Every record below should be written out exactly; pictures stay out.

(Records from a data collection)
+--
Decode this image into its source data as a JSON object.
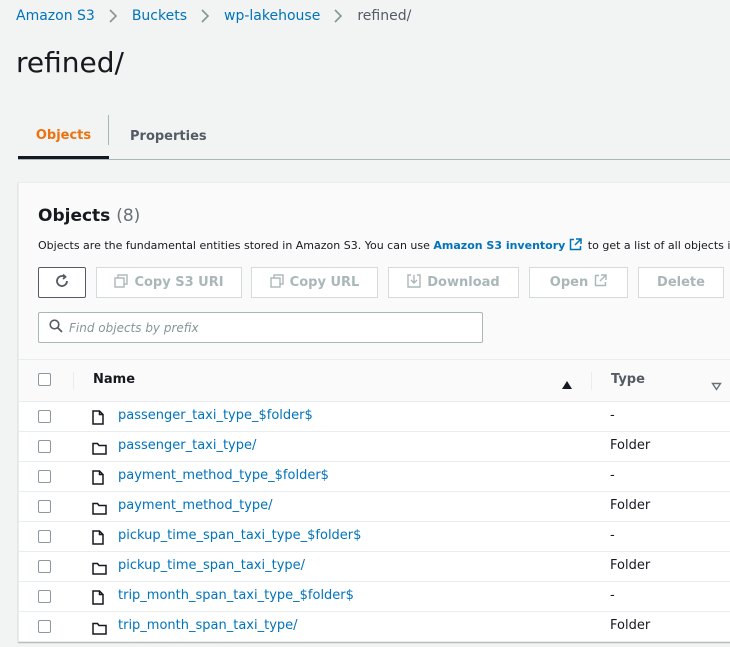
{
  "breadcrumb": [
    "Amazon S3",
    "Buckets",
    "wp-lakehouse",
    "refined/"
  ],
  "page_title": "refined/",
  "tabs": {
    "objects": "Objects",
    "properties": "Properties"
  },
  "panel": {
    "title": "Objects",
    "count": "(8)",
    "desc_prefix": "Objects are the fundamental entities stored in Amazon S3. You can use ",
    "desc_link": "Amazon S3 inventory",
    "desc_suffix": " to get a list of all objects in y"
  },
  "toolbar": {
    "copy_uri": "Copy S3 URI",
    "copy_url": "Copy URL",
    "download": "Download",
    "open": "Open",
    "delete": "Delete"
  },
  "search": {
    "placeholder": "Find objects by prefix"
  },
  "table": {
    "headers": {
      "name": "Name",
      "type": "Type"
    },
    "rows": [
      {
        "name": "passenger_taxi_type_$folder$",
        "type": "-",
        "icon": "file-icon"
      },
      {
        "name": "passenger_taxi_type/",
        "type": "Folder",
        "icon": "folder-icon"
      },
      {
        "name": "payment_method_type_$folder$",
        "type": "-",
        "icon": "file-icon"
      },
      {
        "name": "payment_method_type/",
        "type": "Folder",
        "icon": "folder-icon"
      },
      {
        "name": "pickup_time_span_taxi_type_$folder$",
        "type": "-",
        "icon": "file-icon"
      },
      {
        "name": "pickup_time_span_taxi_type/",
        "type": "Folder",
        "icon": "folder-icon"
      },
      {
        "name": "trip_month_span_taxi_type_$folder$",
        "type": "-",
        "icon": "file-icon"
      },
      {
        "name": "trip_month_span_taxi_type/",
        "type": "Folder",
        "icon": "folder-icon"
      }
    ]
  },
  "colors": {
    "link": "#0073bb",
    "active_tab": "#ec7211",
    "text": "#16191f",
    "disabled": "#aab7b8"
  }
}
+--
Task result =
Decode this image into its source data as a JSON object.
{
  "breadcrumb": [
    "Amazon S3",
    "Buckets",
    "wp-lakehouse",
    "refined/"
  ],
  "page_title": "refined/",
  "tabs": {
    "objects": "Objects",
    "properties": "Properties"
  },
  "panel": {
    "title": "Objects",
    "count": "(8)",
    "desc_prefix": "Objects are the fundamental entities stored in Amazon S3. You can use ",
    "desc_link": "Amazon S3 inventory",
    "desc_suffix": " to get a list of all objects in y"
  },
  "toolbar": {
    "copy_uri": "Copy S3 URI",
    "copy_url": "Copy URL",
    "download": "Download",
    "open": "Open",
    "delete": "Delete"
  },
  "search": {
    "placeholder": "Find objects by prefix"
  },
  "table": {
    "headers": {
      "name": "Name",
      "type": "Type"
    },
    "rows": [
      {
        "name": "passenger_taxi_type_$folder$",
        "type": "-",
        "icon": "file-icon"
      },
      {
        "name": "passenger_taxi_type/",
        "type": "Folder",
        "icon": "folder-icon"
      },
      {
        "name": "payment_method_type_$folder$",
        "type": "-",
        "icon": "file-icon"
      },
      {
        "name": "payment_method_type/",
        "type": "Folder",
        "icon": "folder-icon"
      },
      {
        "name": "pickup_time_span_taxi_type_$folder$",
        "type": "-",
        "icon": "file-icon"
      },
      {
        "name": "pickup_time_span_taxi_type/",
        "type": "Folder",
        "icon": "folder-icon"
      },
      {
        "name": "trip_month_span_taxi_type_$folder$",
        "type": "-",
        "icon": "file-icon"
      },
      {
        "name": "trip_month_span_taxi_type/",
        "type": "Folder",
        "icon": "folder-icon"
      }
    ]
  },
  "colors": {
    "link": "#0073bb",
    "active_tab": "#ec7211",
    "text": "#16191f",
    "disabled": "#aab7b8"
  }
}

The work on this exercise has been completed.